> [Task directions]: Return all of the entries, keeping every word and mark as it is.

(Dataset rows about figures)
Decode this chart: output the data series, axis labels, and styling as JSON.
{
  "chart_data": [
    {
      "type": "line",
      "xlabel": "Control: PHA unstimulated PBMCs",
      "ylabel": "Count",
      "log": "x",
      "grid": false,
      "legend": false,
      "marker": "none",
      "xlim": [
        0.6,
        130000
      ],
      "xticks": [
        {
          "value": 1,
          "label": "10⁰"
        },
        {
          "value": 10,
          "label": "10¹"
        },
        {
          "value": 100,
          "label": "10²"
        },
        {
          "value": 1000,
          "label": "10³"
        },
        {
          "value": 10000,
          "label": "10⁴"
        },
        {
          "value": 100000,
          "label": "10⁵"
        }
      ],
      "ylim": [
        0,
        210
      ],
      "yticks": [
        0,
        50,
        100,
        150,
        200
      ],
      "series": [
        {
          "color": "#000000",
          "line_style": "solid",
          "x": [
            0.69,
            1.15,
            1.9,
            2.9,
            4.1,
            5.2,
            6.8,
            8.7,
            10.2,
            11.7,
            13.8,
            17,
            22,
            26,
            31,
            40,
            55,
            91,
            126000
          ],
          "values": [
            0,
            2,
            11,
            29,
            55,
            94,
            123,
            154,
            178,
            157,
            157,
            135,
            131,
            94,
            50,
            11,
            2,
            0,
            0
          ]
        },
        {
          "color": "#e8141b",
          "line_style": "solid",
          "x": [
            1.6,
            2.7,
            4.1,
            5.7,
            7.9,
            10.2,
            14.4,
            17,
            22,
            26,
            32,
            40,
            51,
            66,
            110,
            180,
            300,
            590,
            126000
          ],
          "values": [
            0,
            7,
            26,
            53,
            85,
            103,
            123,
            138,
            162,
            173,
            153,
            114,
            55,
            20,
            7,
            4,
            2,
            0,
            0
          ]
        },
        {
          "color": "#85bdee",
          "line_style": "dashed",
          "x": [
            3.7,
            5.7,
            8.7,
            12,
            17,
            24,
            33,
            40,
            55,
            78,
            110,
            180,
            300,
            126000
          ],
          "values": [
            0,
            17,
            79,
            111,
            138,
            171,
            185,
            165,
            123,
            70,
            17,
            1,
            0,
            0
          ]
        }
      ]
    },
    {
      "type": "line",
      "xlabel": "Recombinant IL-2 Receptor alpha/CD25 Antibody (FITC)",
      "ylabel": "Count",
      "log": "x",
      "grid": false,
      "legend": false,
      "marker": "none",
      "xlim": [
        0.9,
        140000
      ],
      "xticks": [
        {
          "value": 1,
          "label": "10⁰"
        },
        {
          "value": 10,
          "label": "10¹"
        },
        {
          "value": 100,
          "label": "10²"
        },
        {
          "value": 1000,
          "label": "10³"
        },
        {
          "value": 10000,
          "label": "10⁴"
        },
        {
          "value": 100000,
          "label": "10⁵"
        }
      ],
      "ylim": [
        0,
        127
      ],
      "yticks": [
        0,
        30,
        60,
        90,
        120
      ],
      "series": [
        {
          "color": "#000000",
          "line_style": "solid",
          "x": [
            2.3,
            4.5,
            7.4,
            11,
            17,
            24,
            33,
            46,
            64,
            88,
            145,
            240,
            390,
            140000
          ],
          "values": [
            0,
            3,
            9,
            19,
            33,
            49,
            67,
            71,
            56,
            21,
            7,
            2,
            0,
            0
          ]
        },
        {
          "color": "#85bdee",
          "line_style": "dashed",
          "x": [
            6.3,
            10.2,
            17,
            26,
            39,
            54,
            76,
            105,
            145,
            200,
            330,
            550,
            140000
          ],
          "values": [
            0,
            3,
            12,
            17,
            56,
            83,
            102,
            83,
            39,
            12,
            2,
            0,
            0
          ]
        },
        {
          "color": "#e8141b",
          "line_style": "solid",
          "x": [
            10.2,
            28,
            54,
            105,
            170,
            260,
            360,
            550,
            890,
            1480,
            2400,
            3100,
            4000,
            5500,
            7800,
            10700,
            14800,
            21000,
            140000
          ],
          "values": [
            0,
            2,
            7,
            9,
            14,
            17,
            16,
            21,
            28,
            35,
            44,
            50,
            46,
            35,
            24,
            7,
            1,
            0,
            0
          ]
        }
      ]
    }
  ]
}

> [Expected output]:
Decode this chart: output the data series, axis labels, and styling as JSON.
{
  "chart_data": [
    {
      "type": "line",
      "xlabel": "Control: PHA unstimulated PBMCs",
      "ylabel": "Count",
      "log": "x",
      "grid": false,
      "legend": false,
      "marker": "none",
      "xlim": [
        0.6,
        130000
      ],
      "xticks": [
        {
          "value": 1,
          "label": "10⁰"
        },
        {
          "value": 10,
          "label": "10¹"
        },
        {
          "value": 100,
          "label": "10²"
        },
        {
          "value": 1000,
          "label": "10³"
        },
        {
          "value": 10000,
          "label": "10⁴"
        },
        {
          "value": 100000,
          "label": "10⁵"
        }
      ],
      "ylim": [
        0,
        210
      ],
      "yticks": [
        0,
        50,
        100,
        150,
        200
      ],
      "series": [
        {
          "color": "#000000",
          "line_style": "solid",
          "x": [
            0.69,
            1.15,
            1.9,
            2.9,
            4.1,
            5.2,
            6.8,
            8.7,
            10.2,
            11.7,
            13.8,
            17,
            22,
            26,
            31,
            40,
            55,
            91,
            126000
          ],
          "values": [
            0,
            2,
            11,
            29,
            55,
            94,
            123,
            154,
            178,
            157,
            157,
            135,
            131,
            94,
            50,
            11,
            2,
            0,
            0
          ]
        },
        {
          "color": "#e8141b",
          "line_style": "solid",
          "x": [
            1.6,
            2.7,
            4.1,
            5.7,
            7.9,
            10.2,
            14.4,
            17,
            22,
            26,
            32,
            40,
            51,
            66,
            110,
            180,
            300,
            590,
            126000
          ],
          "values": [
            0,
            7,
            26,
            53,
            85,
            103,
            123,
            138,
            162,
            173,
            153,
            114,
            55,
            20,
            7,
            4,
            2,
            0,
            0
          ]
        },
        {
          "color": "#85bdee",
          "line_style": "dashed",
          "x": [
            3.7,
            5.7,
            8.7,
            12,
            17,
            24,
            33,
            40,
            55,
            78,
            110,
            180,
            300,
            126000
          ],
          "values": [
            0,
            17,
            79,
            111,
            138,
            171,
            185,
            165,
            123,
            70,
            17,
            1,
            0,
            0
          ]
        }
      ]
    },
    {
      "type": "line",
      "xlabel": "Recombinant IL-2 Receptor alpha/CD25 Antibody (FITC)",
      "ylabel": "Count",
      "log": "x",
      "grid": false,
      "legend": false,
      "marker": "none",
      "xlim": [
        0.9,
        140000
      ],
      "xticks": [
        {
          "value": 1,
          "label": "10⁰"
        },
        {
          "value": 10,
          "label": "10¹"
        },
        {
          "value": 100,
          "label": "10²"
        },
        {
          "value": 1000,
          "label": "10³"
        },
        {
          "value": 10000,
          "label": "10⁴"
        },
        {
          "value": 100000,
          "label": "10⁵"
        }
      ],
      "ylim": [
        0,
        127
      ],
      "yticks": [
        0,
        30,
        60,
        90,
        120
      ],
      "series": [
        {
          "color": "#000000",
          "line_style": "solid",
          "x": [
            2.3,
            4.5,
            7.4,
            11,
            17,
            24,
            33,
            46,
            64,
            88,
            145,
            240,
            390,
            140000
          ],
          "values": [
            0,
            3,
            9,
            19,
            33,
            49,
            67,
            71,
            56,
            21,
            7,
            2,
            0,
            0
          ]
        },
        {
          "color": "#85bdee",
          "line_style": "dashed",
          "x": [
            6.3,
            10.2,
            17,
            26,
            39,
            54,
            76,
            105,
            145,
            200,
            330,
            550,
            140000
          ],
          "values": [
            0,
            3,
            12,
            17,
            56,
            83,
            102,
            83,
            39,
            12,
            2,
            0,
            0
          ]
        },
        {
          "color": "#e8141b",
          "line_style": "solid",
          "x": [
            10.2,
            28,
            54,
            105,
            170,
            260,
            360,
            550,
            890,
            1480,
            2400,
            3100,
            4000,
            5500,
            7800,
            10700,
            14800,
            21000,
            140000
          ],
          "values": [
            0,
            2,
            7,
            9,
            14,
            17,
            16,
            21,
            28,
            35,
            44,
            50,
            46,
            35,
            24,
            7,
            1,
            0,
            0
          ]
        }
      ]
    }
  ]
}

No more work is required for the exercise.